Stored entries
^^^^^^^^^^^^^^^^
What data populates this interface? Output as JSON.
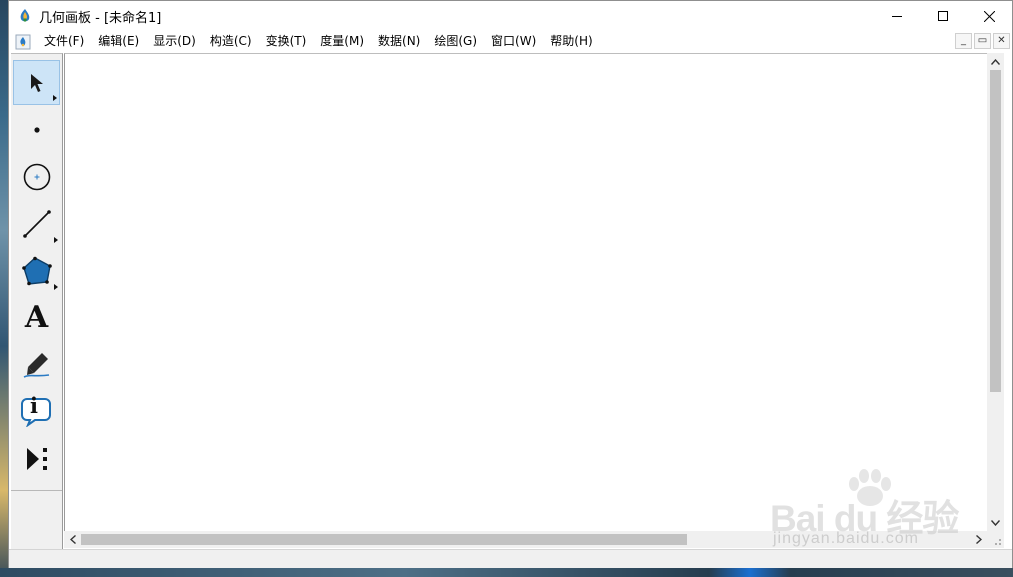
{
  "window": {
    "title": "几何画板 - [未命名1]"
  },
  "menubar": {
    "items": [
      {
        "label": "文件(F)"
      },
      {
        "label": "编辑(E)"
      },
      {
        "label": "显示(D)"
      },
      {
        "label": "构造(C)"
      },
      {
        "label": "变换(T)"
      },
      {
        "label": "度量(M)"
      },
      {
        "label": "数据(N)"
      },
      {
        "label": "绘图(G)"
      },
      {
        "label": "窗口(W)"
      },
      {
        "label": "帮助(H)"
      }
    ],
    "mdi_controls": {
      "minimize": "_",
      "restore": "▭",
      "close": "✕"
    }
  },
  "toolbox": {
    "tools": [
      {
        "name": "arrow-tool",
        "icon": "arrow-pointer-icon",
        "selected": true
      },
      {
        "name": "point-tool",
        "icon": "point-icon",
        "selected": false
      },
      {
        "name": "compass-tool",
        "icon": "circle-icon",
        "selected": false
      },
      {
        "name": "straightedge-tool",
        "icon": "line-segment-icon",
        "selected": false
      },
      {
        "name": "polygon-tool",
        "icon": "pentagon-icon",
        "selected": false
      },
      {
        "name": "text-tool",
        "icon": "letter-a-icon",
        "selected": false
      },
      {
        "name": "marker-tool",
        "icon": "marker-pen-icon",
        "selected": false
      },
      {
        "name": "information-tool",
        "icon": "info-bubble-icon",
        "selected": false
      },
      {
        "name": "custom-tool",
        "icon": "play-custom-icon",
        "selected": false
      }
    ],
    "text_tool_glyph": "A",
    "info_tool_glyph": "i"
  },
  "watermark": {
    "logo_text": "Bai du 经验",
    "sub_text": "jingyan.baidu.com"
  },
  "colors": {
    "selected_tool_bg": "#cde4f7",
    "pentagon_fill": "#1f6fb3",
    "scroll_thumb": "#c2c2c2"
  }
}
^^^^^^^^^^^^^^^^
Required task
In the lines above, locate the string "arrow". Copy every line where it occurs.

Final result
        "name": "arrow-tool",
        "icon": "arrow-pointer-icon",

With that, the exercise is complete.